What you will do -
Please transcribe the data below exactly. Leave the pictures out.

Data records -
########
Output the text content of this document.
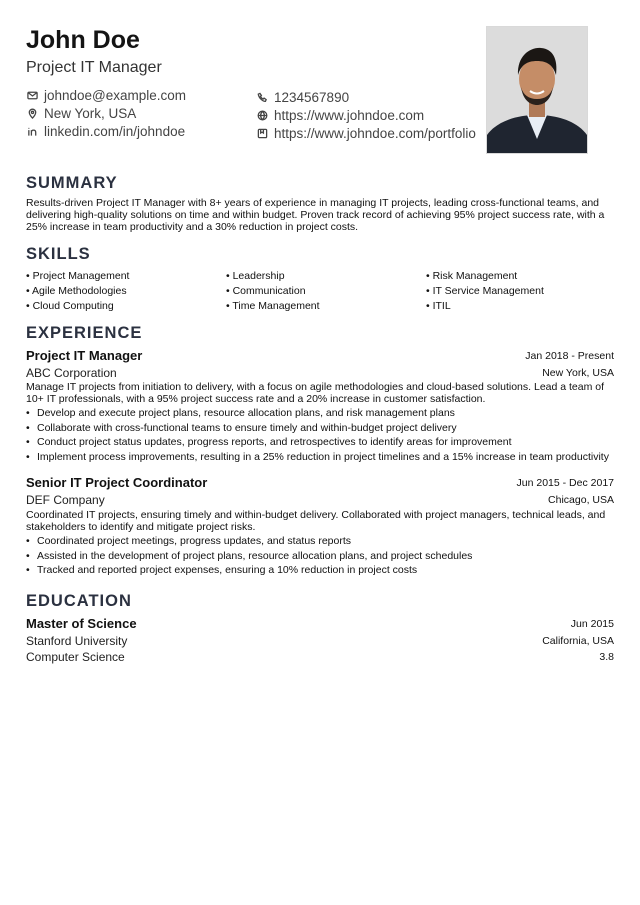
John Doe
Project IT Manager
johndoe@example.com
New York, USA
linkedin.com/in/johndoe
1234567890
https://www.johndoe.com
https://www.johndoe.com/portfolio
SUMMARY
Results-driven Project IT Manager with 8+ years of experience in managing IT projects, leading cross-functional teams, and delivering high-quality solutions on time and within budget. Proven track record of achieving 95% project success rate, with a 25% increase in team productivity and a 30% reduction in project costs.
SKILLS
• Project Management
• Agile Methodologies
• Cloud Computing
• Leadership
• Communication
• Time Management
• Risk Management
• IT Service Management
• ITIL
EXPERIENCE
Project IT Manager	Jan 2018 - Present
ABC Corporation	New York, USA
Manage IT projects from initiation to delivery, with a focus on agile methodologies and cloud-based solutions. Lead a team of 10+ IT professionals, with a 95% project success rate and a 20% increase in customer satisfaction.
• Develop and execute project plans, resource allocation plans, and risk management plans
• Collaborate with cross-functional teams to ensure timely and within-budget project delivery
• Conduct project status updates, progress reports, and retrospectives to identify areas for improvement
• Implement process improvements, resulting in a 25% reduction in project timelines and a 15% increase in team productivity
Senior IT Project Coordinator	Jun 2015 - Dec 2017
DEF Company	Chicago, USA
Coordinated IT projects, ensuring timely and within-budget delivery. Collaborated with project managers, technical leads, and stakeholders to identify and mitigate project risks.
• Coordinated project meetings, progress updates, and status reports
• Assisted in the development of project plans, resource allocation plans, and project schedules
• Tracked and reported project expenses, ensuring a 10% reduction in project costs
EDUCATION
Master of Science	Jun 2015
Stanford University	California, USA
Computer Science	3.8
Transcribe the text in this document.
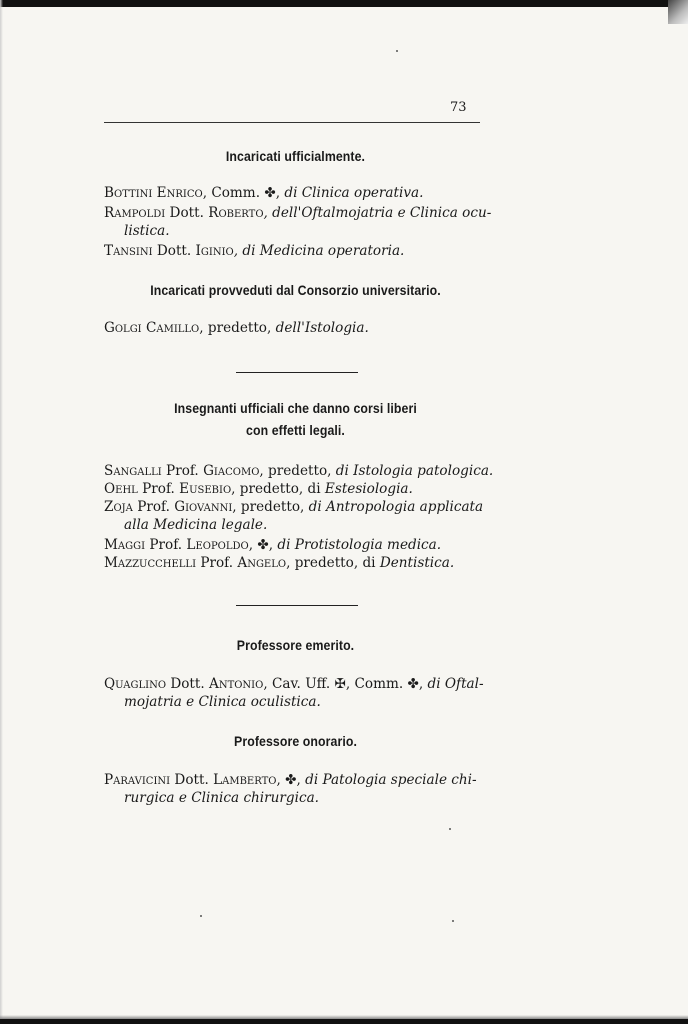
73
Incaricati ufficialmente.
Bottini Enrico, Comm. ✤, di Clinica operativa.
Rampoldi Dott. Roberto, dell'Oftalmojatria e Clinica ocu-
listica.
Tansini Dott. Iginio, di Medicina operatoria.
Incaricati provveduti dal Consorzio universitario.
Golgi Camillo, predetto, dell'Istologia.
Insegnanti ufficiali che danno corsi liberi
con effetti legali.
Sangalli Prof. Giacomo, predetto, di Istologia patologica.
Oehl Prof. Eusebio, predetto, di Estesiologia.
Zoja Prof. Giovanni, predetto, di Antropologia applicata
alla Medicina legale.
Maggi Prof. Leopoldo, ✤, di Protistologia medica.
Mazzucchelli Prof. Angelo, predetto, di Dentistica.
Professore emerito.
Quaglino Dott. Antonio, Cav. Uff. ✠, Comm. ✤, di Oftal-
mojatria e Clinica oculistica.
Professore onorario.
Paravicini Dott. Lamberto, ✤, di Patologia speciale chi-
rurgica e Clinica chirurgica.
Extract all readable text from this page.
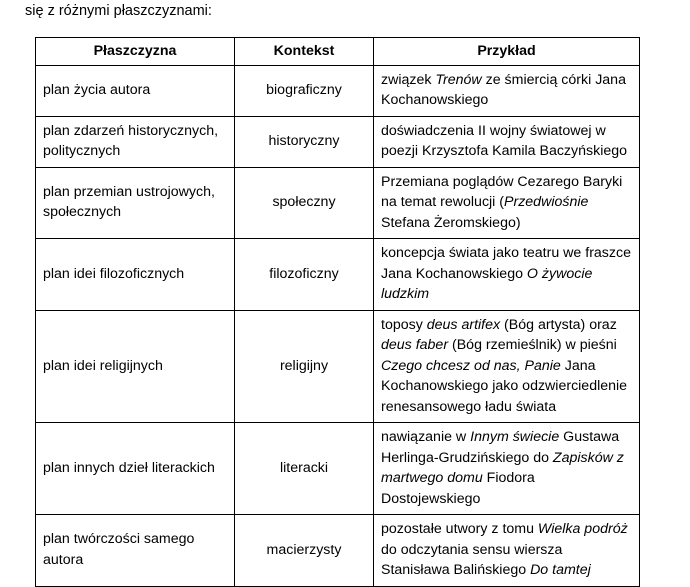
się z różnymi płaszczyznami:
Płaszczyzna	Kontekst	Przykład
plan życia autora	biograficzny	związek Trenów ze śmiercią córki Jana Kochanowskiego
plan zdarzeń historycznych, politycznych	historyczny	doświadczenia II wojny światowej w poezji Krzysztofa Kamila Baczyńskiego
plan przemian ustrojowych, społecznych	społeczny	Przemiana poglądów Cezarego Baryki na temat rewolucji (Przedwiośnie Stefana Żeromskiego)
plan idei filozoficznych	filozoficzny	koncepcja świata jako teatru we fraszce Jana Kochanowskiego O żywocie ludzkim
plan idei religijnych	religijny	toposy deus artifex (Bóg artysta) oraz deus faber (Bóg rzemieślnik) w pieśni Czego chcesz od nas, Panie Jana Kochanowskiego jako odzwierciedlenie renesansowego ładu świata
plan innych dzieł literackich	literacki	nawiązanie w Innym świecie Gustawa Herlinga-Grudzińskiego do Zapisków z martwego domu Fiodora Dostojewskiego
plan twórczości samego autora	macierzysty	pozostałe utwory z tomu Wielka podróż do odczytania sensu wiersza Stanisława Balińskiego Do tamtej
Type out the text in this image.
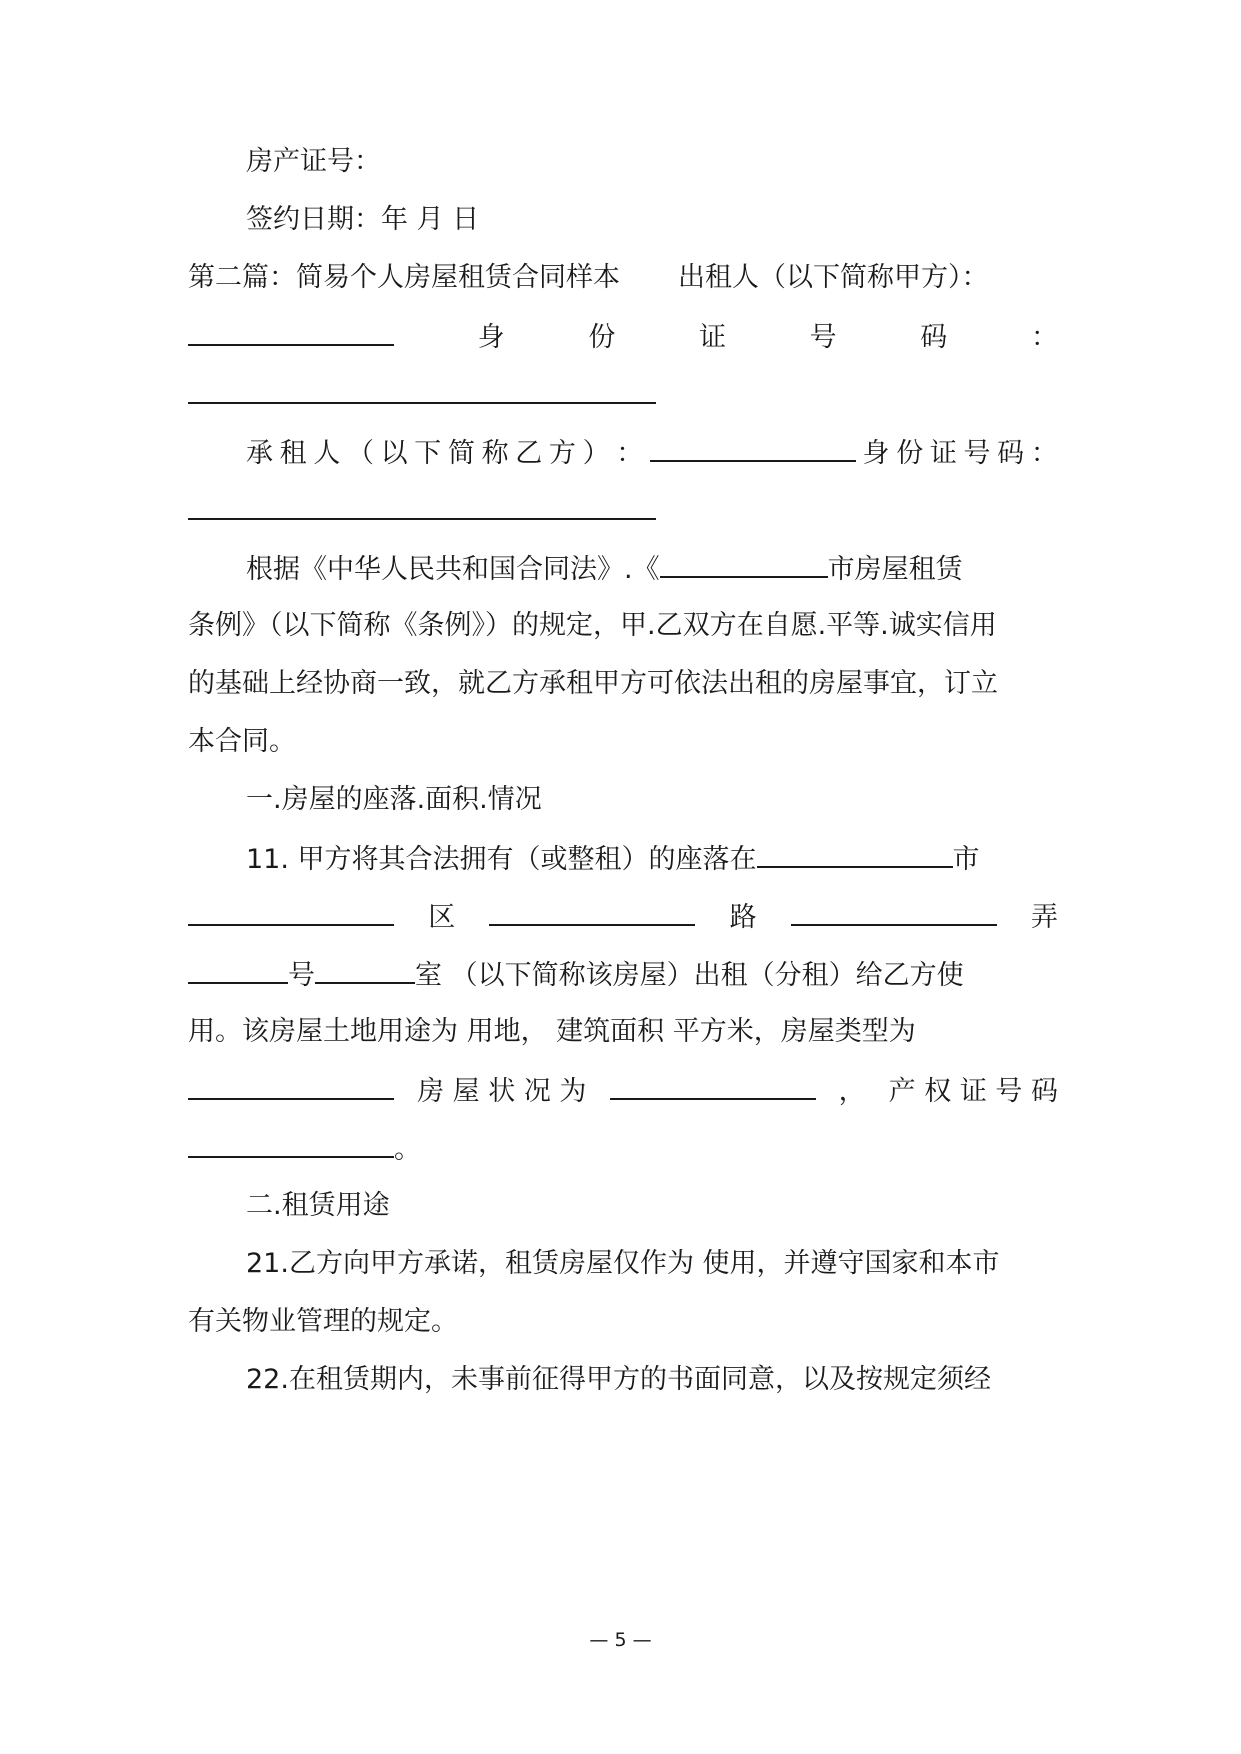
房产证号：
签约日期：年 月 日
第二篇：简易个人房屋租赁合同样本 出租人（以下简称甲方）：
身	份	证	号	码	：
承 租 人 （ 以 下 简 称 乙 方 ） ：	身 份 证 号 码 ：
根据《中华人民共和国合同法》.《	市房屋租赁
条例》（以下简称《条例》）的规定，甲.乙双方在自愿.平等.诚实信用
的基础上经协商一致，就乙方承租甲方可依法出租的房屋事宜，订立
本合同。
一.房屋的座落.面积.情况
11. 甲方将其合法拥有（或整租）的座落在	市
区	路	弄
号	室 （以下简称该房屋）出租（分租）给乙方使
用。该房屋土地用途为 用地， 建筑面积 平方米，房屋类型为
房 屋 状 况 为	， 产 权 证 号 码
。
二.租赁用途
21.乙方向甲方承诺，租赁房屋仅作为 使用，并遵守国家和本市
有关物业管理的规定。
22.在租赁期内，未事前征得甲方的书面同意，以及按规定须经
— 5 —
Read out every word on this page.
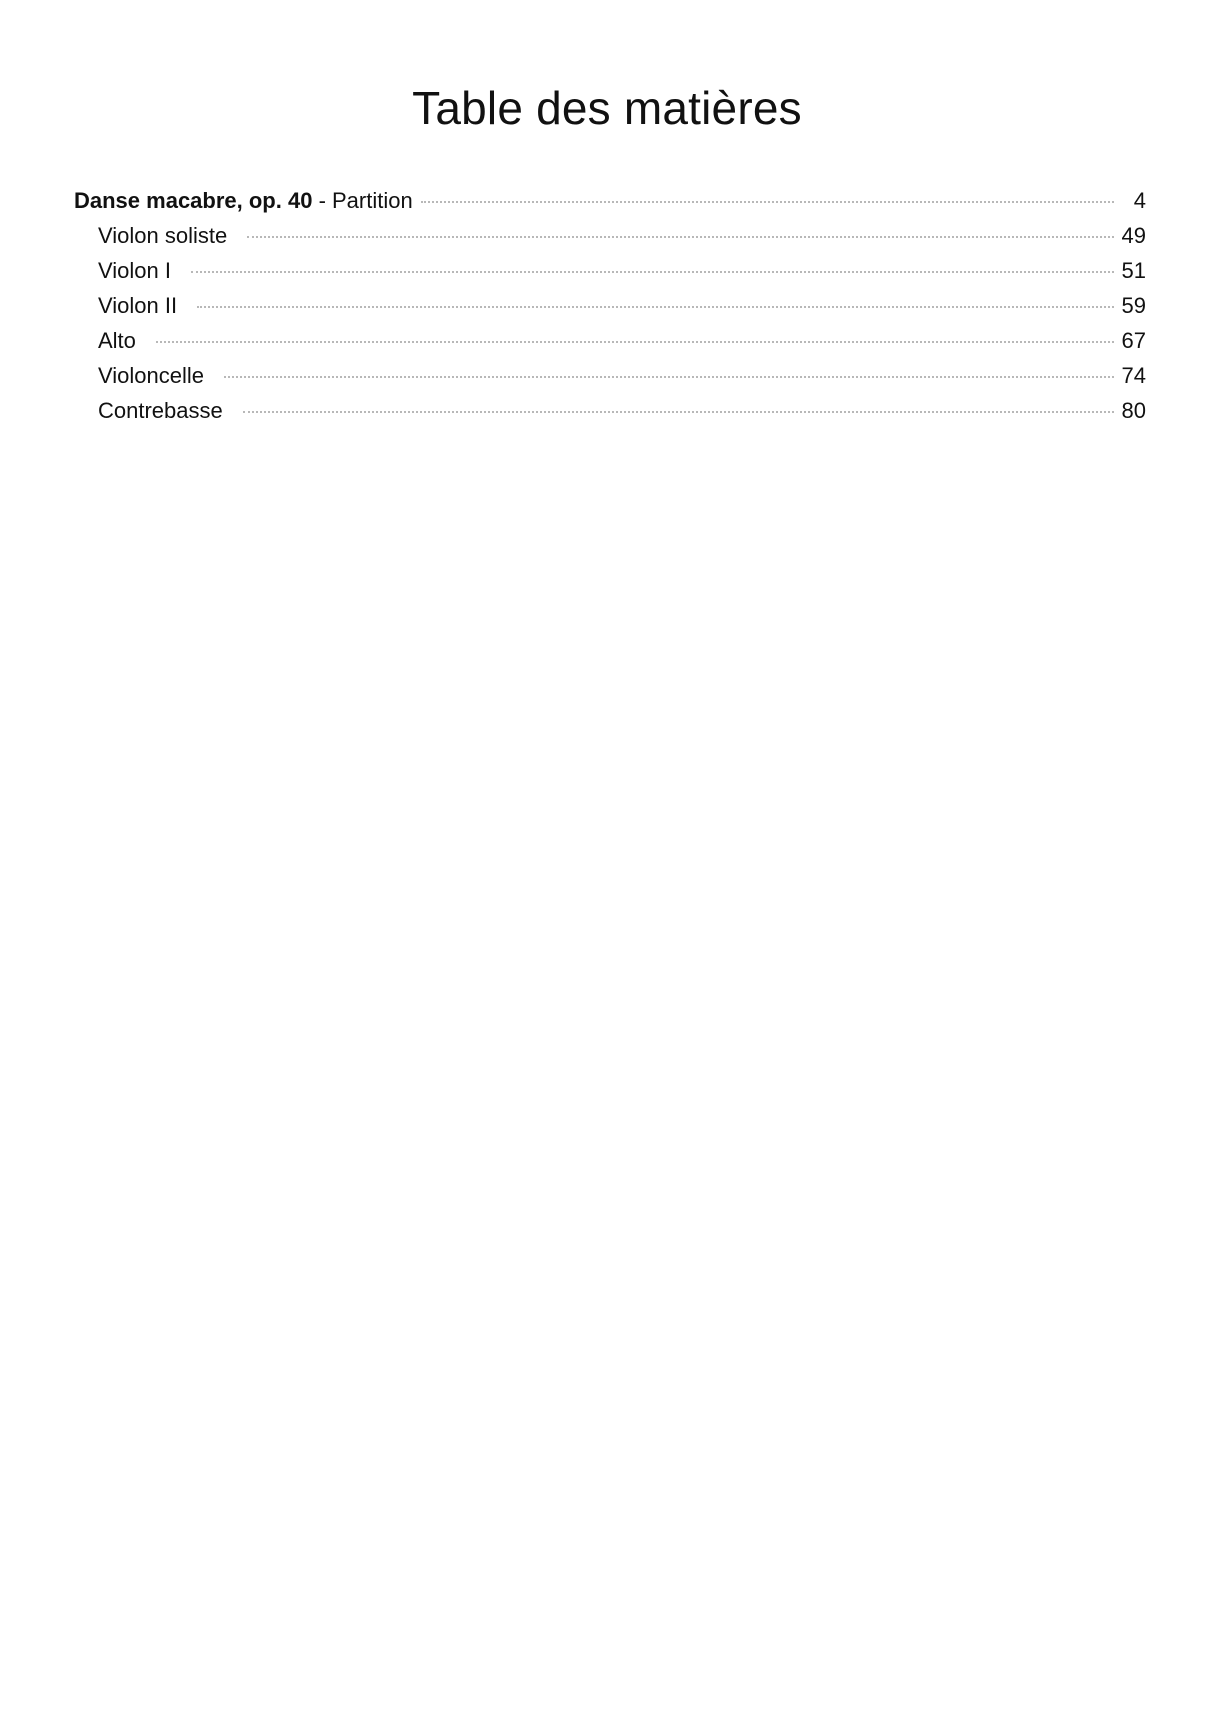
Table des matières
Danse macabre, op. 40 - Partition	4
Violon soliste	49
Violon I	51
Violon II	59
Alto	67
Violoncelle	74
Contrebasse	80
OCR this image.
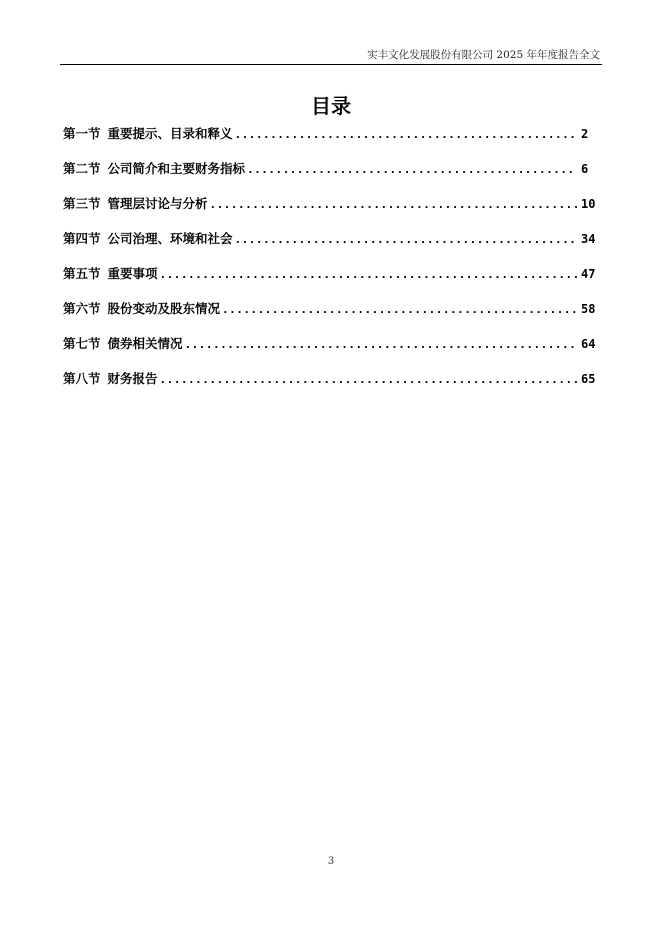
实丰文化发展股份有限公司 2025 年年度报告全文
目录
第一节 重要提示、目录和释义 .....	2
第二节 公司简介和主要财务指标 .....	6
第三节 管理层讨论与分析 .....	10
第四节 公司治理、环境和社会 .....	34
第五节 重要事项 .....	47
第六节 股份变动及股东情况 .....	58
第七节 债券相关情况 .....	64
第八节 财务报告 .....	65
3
########
Reply to the exercise -
Output the text content of this document.
John Doe
Project IT Manager
johndoe@example.com
New York, USA
linkedin.com/in/johndoe
1234567890
https://www.johndoe.com
https://www.johndoe.com/portfolio
SUMMARY
Results-driven Project IT Manager with 8+ years of experience in managing IT projects, leading cross-functional teams, and delivering high-quality solutions on time and within budget. Proven track record of achieving 95% project success rate, with a 25% increase in team productivity and a 30% reduction in project costs.
SKILLS
• Project Management
• Agile Methodologies
• Cloud Computing
• Leadership
• Communication
• Time Management
• Risk Management
• IT Service Management
• ITIL
EXPERIENCE
Project IT Manager	Jan 2018 - Present
ABC Corporation	New York, USA
Manage IT projects from initiation to delivery, with a focus on agile methodologies and cloud-based solutions. Lead a team of 10+ IT professionals, with a 95% project success rate and a 20% increase in customer satisfaction.
• Develop and execute project plans, resource allocation plans, and risk management plans
• Collaborate with cross-functional teams to ensure timely and within-budget project delivery
• Conduct project status updates, progress reports, and retrospectives to identify areas for improvement
• Implement process improvements, resulting in a 25% reduction in project timelines and a 15% increase in team productivity
Senior IT Project Coordinator	Jun 2015 - Dec 2017
DEF Company	Chicago, USA
Coordinated IT projects, ensuring timely and within-budget delivery. Collaborated with project managers, technical leads, and stakeholders to identify and mitigate project risks.
• Coordinated project meetings, progress updates, and status reports
• Assisted in the development of project plans, resource allocation plans, and project schedules
• Tracked and reported project expenses, ensuring a 10% reduction in project costs
EDUCATION
Master of Science	Jun 2015
Stanford University	California, USA
Computer Science	3.8
Transcribe the text in this document.
73
Incaricati ufficialmente.
Bottini Enrico, Comm. ✤, di Clinica operativa.
Rampoldi Dott. Roberto, dell'Oftalmojatria e Clinica ocu-
listica.
Tansini Dott. Iginio, di Medicina operatoria.
Incaricati provveduti dal Consorzio universitario.
Golgi Camillo, predetto, dell'Istologia.
Insegnanti ufficiali che danno corsi liberi
con effetti legali.
Sangalli Prof. Giacomo, predetto, di Istologia patologica.
Oehl Prof. Eusebio, predetto, di Estesiologia.
Zoja Prof. Giovanni, predetto, di Antropologia applicata
alla Medicina legale.
Maggi Prof. Leopoldo, ✤, di Protistologia medica.
Mazzucchelli Prof. Angelo, predetto, di Dentistica.
Professore emerito.
Quaglino Dott. Antonio, Cav. Uff. ✠, Comm. ✤, di Oftal-
mojatria e Clinica oculistica.
Professore onorario.
Paravicini Dott. Lamberto, ✤, di Patologia speciale chi-
rurgica e Clinica chirurgica.
Extract all readable text from this page.
się z różnymi płaszczyznami:
Płaszczyzna	Kontekst	Przykład
plan życia autora	biograficzny	związek Trenów ze śmiercią córki Jana Kochanowskiego
plan zdarzeń historycznych, politycznych	historyczny	doświadczenia II wojny światowej w poezji Krzysztofa Kamila Baczyńskiego
plan przemian ustrojowych, społecznych	społeczny	Przemiana poglądów Cezarego Baryki na temat rewolucji (Przedwiośnie Stefana Żeromskiego)
plan idei filozoficznych	filozoficzny	koncepcja świata jako teatru we fraszce Jana Kochanowskiego O żywocie ludzkim
plan idei religijnych	religijny	toposy deus artifex (Bóg artysta) oraz deus faber (Bóg rzemieślnik) w pieśni Czego chcesz od nas, Panie Jana Kochanowskiego jako odzwierciedlenie renesansowego ładu świata
plan innych dzieł literackich	literacki	nawiązanie w Innym świecie Gustawa Herlinga-Grudzińskiego do Zapisków z martwego domu Fiodora Dostojewskiego
plan twórczości samego autora	macierzysty	pozostałe utwory z tomu Wielka podróż do odczytania sensu wiersza Stanisława Balińskiego Do tamtej
Type out the text in this image.
房产证号：
签约日期：年 月 日
第二篇：简易个人房屋租赁合同样本 出租人（以下简称甲方）：
身	份	证	号	码	：
承 租 人 （ 以 下 简 称 乙 方 ） ：	身 份 证 号 码 ：
根据《中华人民共和国合同法》.《	市房屋租赁
条例》（以下简称《条例》）的规定，甲.乙双方在自愿.平等.诚实信用
的基础上经协商一致，就乙方承租甲方可依法出租的房屋事宜，订立
本合同。
一.房屋的座落.面积.情况
11. 甲方将其合法拥有（或整租）的座落在	市
区	路	弄
号	室 （以下简称该房屋）出租（分租）给乙方使
用。该房屋土地用途为 用地， 建筑面积 平方米，房屋类型为
房 屋 状 况 为	， 产 权 证 号 码
。
二.租赁用途
21.乙方向甲方承诺，租赁房屋仅作为 使用，并遵守国家和本市
有关物业管理的规定。
22.在租赁期内，未事前征得甲方的书面同意，以及按规定须经
— 5 —
Read out every word on this page.
Table des matières
Danse macabre, op. 40 - Partition	4
Violon soliste	49
Violon I	51
Violon II	59
Alto	67
Violoncelle	74
Contrebasse	80
OCR this image.
实丰文化发展股份有限公司 2025 年年度报告全文
目录
第一节 重要提示、目录和释义 .....	2
第二节 公司简介和主要财务指标 .....	6
第三节 管理层讨论与分析 .....	10
第四节 公司治理、环境和社会 .....	34
第五节 重要事项 .....	47
第六节 股份变动及股东情况 .....	58
第七节 债券相关情况 .....	64
第八节 财务报告 .....	65
3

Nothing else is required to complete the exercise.